*INFORMATION GIVEN*.

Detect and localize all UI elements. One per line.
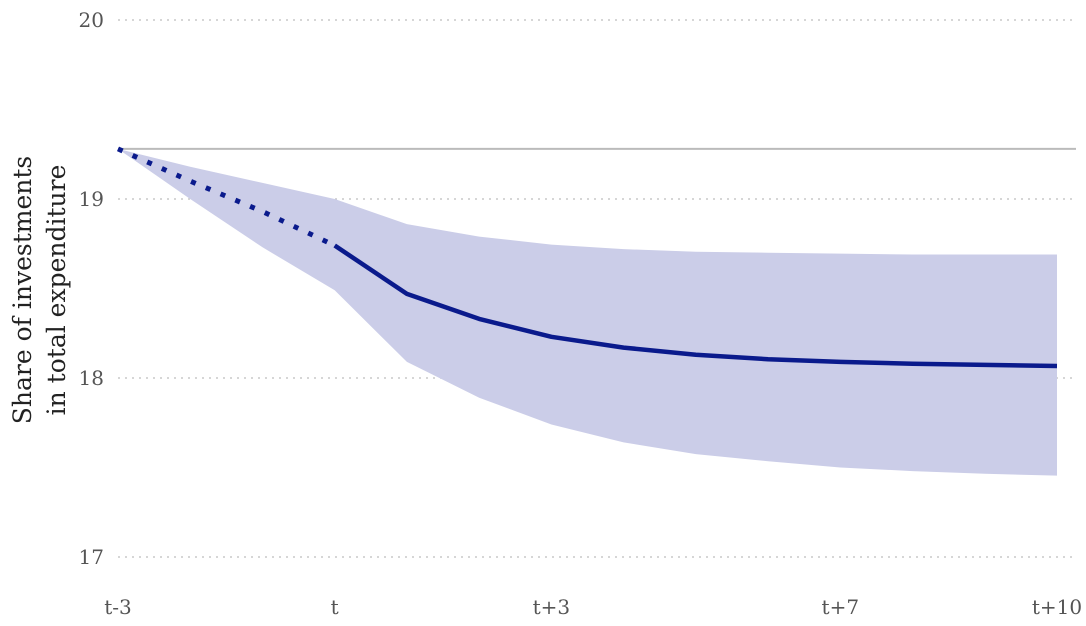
y-axis-tick-labels: 17 18 19 20 (79, 8, 104, 569)
y-tick-label: 18 (79, 366, 104, 390)
x-tick-label: t+3 (533, 595, 571, 619)
y-axis-label-line: Share of investments (8, 156, 37, 424)
y-axis-label-group: Share of investments in total expenditure (8, 156, 71, 424)
y-tick-label: 17 (79, 545, 104, 569)
series-line-solid (333, 243, 1058, 369)
y-tick-label: 19 (79, 187, 104, 211)
x-tick-label: t-3 (104, 595, 132, 619)
y-tick-label: 20 (79, 8, 104, 32)
series-layer (116, 146, 1058, 369)
x-tick-label: t+7 (822, 595, 860, 619)
confidence-band-layer (118, 148, 1057, 476)
confidence-band (118, 148, 1057, 476)
x-axis-tick-labels: t-3 t t+3 t+7 t+10 (104, 595, 1082, 619)
x-tick-label: t+10 (1032, 595, 1082, 619)
y-axis-label: Share of investments in total expenditure (8, 156, 71, 424)
x-tick-label: t (331, 595, 339, 619)
y-axis-label-line: in total expenditure (42, 165, 71, 416)
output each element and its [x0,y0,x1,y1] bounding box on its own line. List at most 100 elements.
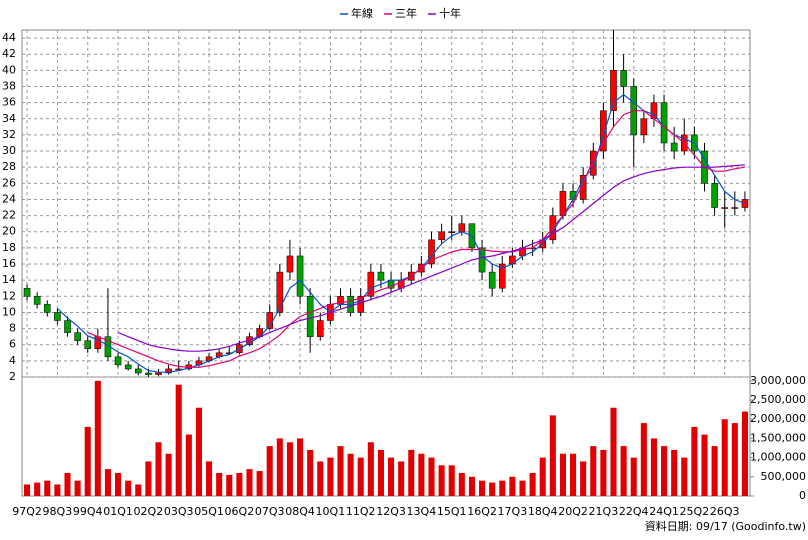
volume-bar [458,472,465,496]
candle-body [600,110,607,152]
volume-bar [640,423,647,496]
ma-line [87,110,745,368]
y-tick-label: 32 [2,128,16,141]
candle-body [316,320,324,337]
volume-bar [155,442,162,496]
volume-bar [74,480,81,496]
ma-line [56,93,746,373]
y2-tick-label: 1,500,000 [750,431,806,444]
volume-bar [145,461,152,496]
y-tick-label: 28 [2,160,16,173]
x-tick-label: 18Q4 [528,505,558,518]
x-tick-label: 12Q3 [376,505,406,518]
y-tick-label: 26 [2,176,16,189]
candle-body [104,336,112,358]
volume-bar [499,480,506,496]
volume-bar [125,480,132,496]
volume-bar [206,461,213,496]
y-tick-label: 34 [2,112,16,125]
volume-bar [377,449,384,496]
volume-bar [630,457,637,496]
volume-bar [94,380,101,496]
volume-bar [559,453,566,496]
x-tick-label: 25Q2 [680,505,710,518]
y-tick-label: 4 [9,354,16,367]
x-tick-label: 10Q1 [316,505,346,518]
x-tick-label: 26Q3 [710,505,740,518]
candle-body [438,231,445,241]
volume-bar [741,411,748,496]
volume-bar [711,446,718,496]
volume-bar [468,476,475,496]
volume-bar [44,480,51,496]
volume-bar [347,453,354,496]
candle-body [64,320,71,333]
y-tick-label: 10 [2,305,16,318]
volume-bar [408,449,415,496]
volume-bar [104,469,111,496]
candle-body [620,70,627,87]
x-tick-label: 11Q2 [346,505,376,518]
volume-bar [681,457,688,496]
y-tick-label: 12 [2,289,16,302]
legend-label: 十年 [439,6,461,20]
volume-bar [175,384,182,496]
y-tick-label: 14 [2,273,16,286]
y2-tick-label: 0 [799,489,806,502]
candle-body [74,332,81,341]
candle-body [488,271,496,289]
legend-label: 三年 [395,6,417,20]
candle-body [741,199,749,208]
candle-body [660,102,668,144]
volume-bar [276,438,283,496]
candle-body [145,372,152,375]
volume-bar [620,446,627,496]
volume-bar [489,482,496,496]
x-tick-label: 08Q4 [285,505,315,518]
candle-body [296,255,304,297]
volume-bar [701,434,708,496]
x-tick-label: 06Q2 [225,505,255,518]
volume-bar [610,407,617,496]
volume-bar [165,453,172,496]
y-tick-label: 8 [9,322,16,335]
y-tick-label: 6 [9,338,16,351]
volume-bar [539,457,546,496]
candle-body [43,304,51,313]
x-tick-label: 21Q3 [589,505,619,518]
x-tick-label: 17Q3 [498,505,528,518]
volume-bar [388,457,395,496]
legend-label: 年線 [351,6,373,20]
volume-bar [721,419,728,496]
y-tick-label: 42 [2,47,16,60]
y-tick-label: 30 [2,144,16,157]
candle-body [670,142,678,152]
volume-bar [185,434,192,496]
volume-bar [24,484,31,496]
y2-tick-label: 1,000,000 [750,451,806,464]
price-panel [21,29,751,378]
volume-bar [509,476,516,496]
x-tick-label: 13Q4 [407,505,437,518]
candle-body [610,70,617,111]
volume-bar [307,449,314,496]
y-tick-label: 22 [2,209,16,222]
volume-bar [236,472,243,496]
candle-body [286,255,294,273]
x-tick-label: 03Q3 [164,505,194,518]
volume-bar [266,446,273,496]
volume-bar [570,453,577,496]
candle-body [124,364,132,370]
volume-bar [448,465,455,496]
x-tick-label: 99Q4 [73,505,103,518]
volume-bar [286,442,293,496]
volume-bar [135,484,142,496]
y-tick-label: 44 [2,31,16,44]
volume-bar [297,438,304,496]
candle-body [458,223,466,232]
candle-body [731,207,739,209]
volume-bar [549,415,556,496]
candle-body [589,150,597,176]
y2-tick-label: 2,000,000 [750,412,806,425]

*GOAL*.
Please repeat the items between the lines holding "volume-bar [458,472,465,496]" and "x-tick-label: 11Q2 [346,505,376,518]", inclusive, unchanged.

*OUTPUT FOR THIS TASK*.
volume-bar [458,472,465,496]
candle-body [600,110,607,152]
volume-bar [640,423,647,496]
ma-line [87,110,745,368]
y-tick-label: 32 [2,128,16,141]
candle-body [316,320,324,337]
volume-bar [155,442,162,496]
volume-bar [74,480,81,496]
ma-line [56,93,746,373]
y2-tick-label: 1,500,000 [750,431,806,444]
volume-bar [145,461,152,496]
y-tick-label: 28 [2,160,16,173]
x-tick-label: 18Q4 [528,505,558,518]
x-tick-label: 12Q3 [376,505,406,518]
y-tick-label: 26 [2,176,16,189]
candle-body [104,336,112,358]
volume-bar [499,480,506,496]
volume-bar [125,480,132,496]
volume-bar [206,461,213,496]
y-tick-label: 34 [2,112,16,125]
volume-bar [377,449,384,496]
volume-bar [630,457,637,496]
volume-bar [94,380,101,496]
volume-bar [559,453,566,496]
x-tick-label: 25Q2 [680,505,710,518]
y-tick-label: 4 [9,354,16,367]
x-tick-label: 10Q1 [316,505,346,518]
x-tick-label: 26Q3 [710,505,740,518]
candle-body [438,231,445,241]
volume-bar [741,411,748,496]
volume-bar [711,446,718,496]
volume-bar [468,476,475,496]
volume-bar [44,480,51,496]
volume-bar [347,453,354,496]
candle-body [64,320,71,333]
y-tick-label: 10 [2,305,16,318]
volume-bar [408,449,415,496]
volume-bar [104,469,111,496]
candle-body [620,70,627,87]
x-tick-label: 11Q2 [346,505,376,518]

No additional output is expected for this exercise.